(RECORDS FOR THIS TASK):
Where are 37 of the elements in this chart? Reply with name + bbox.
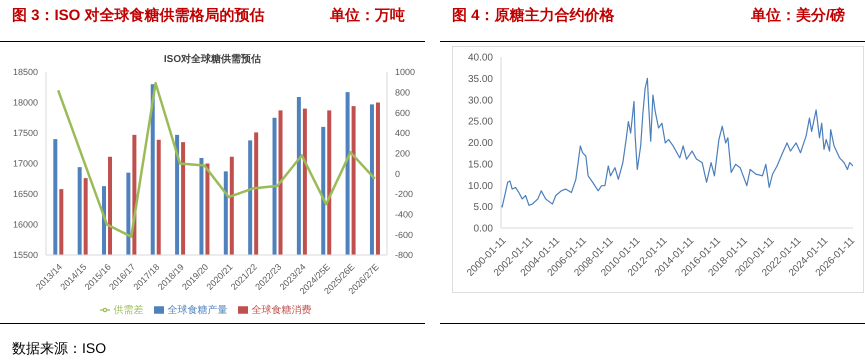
source-note: 数据来源：ISO [12, 340, 106, 358]
y-tick-label: 20.00 [468, 138, 494, 150]
y-tick-label: 5.00 [474, 202, 494, 214]
y2-tick-label: 200 [395, 148, 410, 159]
text: ISO对全球糖供需预估 [162, 52, 262, 66]
y-tick-label: 25.00 [468, 116, 494, 128]
chart-title: 图 3：ISO 对全球食糖供需格局的预估 [12, 6, 265, 25]
line-series [501, 78, 853, 208]
y-tick-label: 17000 [12, 158, 38, 169]
line-series [56, 82, 376, 238]
y2-tick-label: 1000 [395, 67, 416, 78]
y2-tick-label: 800 [395, 88, 410, 98]
y-tick-label: 40.00 [468, 52, 494, 64]
legend-label: 全球食糖产量 [168, 305, 228, 316]
y-tick-label: 16000 [12, 220, 38, 230]
y-tick-label: 10.00 [468, 180, 494, 192]
y2-tick-label: -200 [395, 189, 414, 200]
y2-tick-label: -400 [395, 210, 414, 220]
y-tick-label: 0.00 [474, 224, 494, 235]
y-tick-label: 15.00 [468, 159, 494, 170]
chart-subtitle: 单位：万吨 [330, 6, 405, 25]
y-tick-label: 15500 [12, 250, 38, 260]
legend-label: 供需差 [114, 305, 144, 316]
y-tick-label: 17500 [12, 128, 38, 138]
y2-tick-label: -800 [395, 250, 414, 260]
y2-tick-label: -600 [395, 230, 414, 240]
y2-tick-label: 600 [395, 108, 410, 118]
y-tick-label: 18000 [12, 98, 38, 108]
y-tick-label: 30.00 [468, 95, 494, 106]
legend-label: 全球食糖消费 [252, 305, 312, 316]
y-tick-label: 35.00 [468, 74, 494, 85]
chart-subtitle: 单位：美分/磅 [750, 6, 845, 25]
y-tick-label: 18500 [12, 67, 38, 78]
y-tick-label: 16500 [12, 189, 38, 200]
chart-title: 图 4：原糖主力合约价格 [452, 6, 615, 25]
y2-tick-label: 0 [395, 168, 400, 179]
y2-tick-label: 400 [395, 128, 410, 138]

(SHORT EXERCISE):
Format every line of the material above as a Markdown table with the columns "Row" and "Line", numbering the rows and skipping any blank lines. Leave out the pictures.

(EXERCISE SOLUTION):
| Row | Line |
|---|---|
| 1 | Where are 37 of the elements in this chart? Reply with name + bbox. |
| 2 | source-note: 数据来源：ISO [12, 340, 106, 358] |
| 3 | y-tick-label: 20.00 [468, 138, 494, 150] |
| 4 | y-tick-label: 5.00 [474, 202, 494, 214] |
| 5 | y2-tick-label: 200 [395, 148, 410, 159] |
| 6 | text: ISO对全球糖供需预估 [162, 52, 262, 66] |
| 7 | y-tick-label: 25.00 [468, 116, 494, 128] |
| 8 | chart-title: 图 3：ISO 对全球食糖供需格局的预估 [12, 6, 265, 25] |
| 9 | line-series [501, 78, 853, 208] |
| 10 | y-tick-label: 17000 [12, 158, 38, 169] |
| 11 | line-series [56, 82, 376, 238] |
| 12 | y2-tick-label: 1000 [395, 67, 416, 78] |
| 13 | y2-tick-label: 800 [395, 88, 410, 98] |
| 14 | y-tick-label: 40.00 [468, 52, 494, 64] |
| 15 | legend-label: 全球食糖产量 [168, 305, 228, 316] |
| 16 | y-tick-label: 16000 [12, 220, 38, 230] |
| 17 | y-tick-label: 10.00 [468, 180, 494, 192] |
| 18 | y2-tick-label: -200 [395, 189, 414, 200] |
| 19 | y2-tick-label: -400 [395, 210, 414, 220] |
| 20 | y-tick-label: 0.00 [474, 224, 494, 235] |
| 21 | y-tick-label: 15.00 [468, 159, 494, 170] |
| 22 | chart-subtitle: 单位：万吨 [330, 6, 405, 25] |
| 23 | y-tick-label: 15500 [12, 250, 38, 260] |
| 24 | legend-label: 供需差 [114, 305, 144, 316] |
| 25 | y-tick-label: 17500 [12, 128, 38, 138] |
| 26 | y2-tick-label: -800 [395, 250, 414, 260] |
| 27 | y2-tick-label: -600 [395, 230, 414, 240] |
| 28 | y2-tick-label: 600 [395, 108, 410, 118] |
| 29 | y-tick-label: 18000 [12, 98, 38, 108] |
| 30 | y-tick-label: 30.00 [468, 95, 494, 106] |
| 31 | legend-label: 全球食糖消费 [252, 305, 312, 316] |
| 32 | y-tick-label: 35.00 [468, 74, 494, 85] |
| 33 | chart-subtitle: 单位：美分/磅 [750, 6, 845, 25] |
| 34 | y-tick-label: 18500 [12, 67, 38, 78] |
| 35 | y-tick-label: 16500 [12, 189, 38, 200] |
| 36 | chart-title: 图 4：原糖主力合约价格 [452, 6, 615, 25] |
| 37 | y2-tick-label: 0 [395, 168, 400, 179] |
| 38 | y2-tick-label: 400 [395, 128, 410, 138] |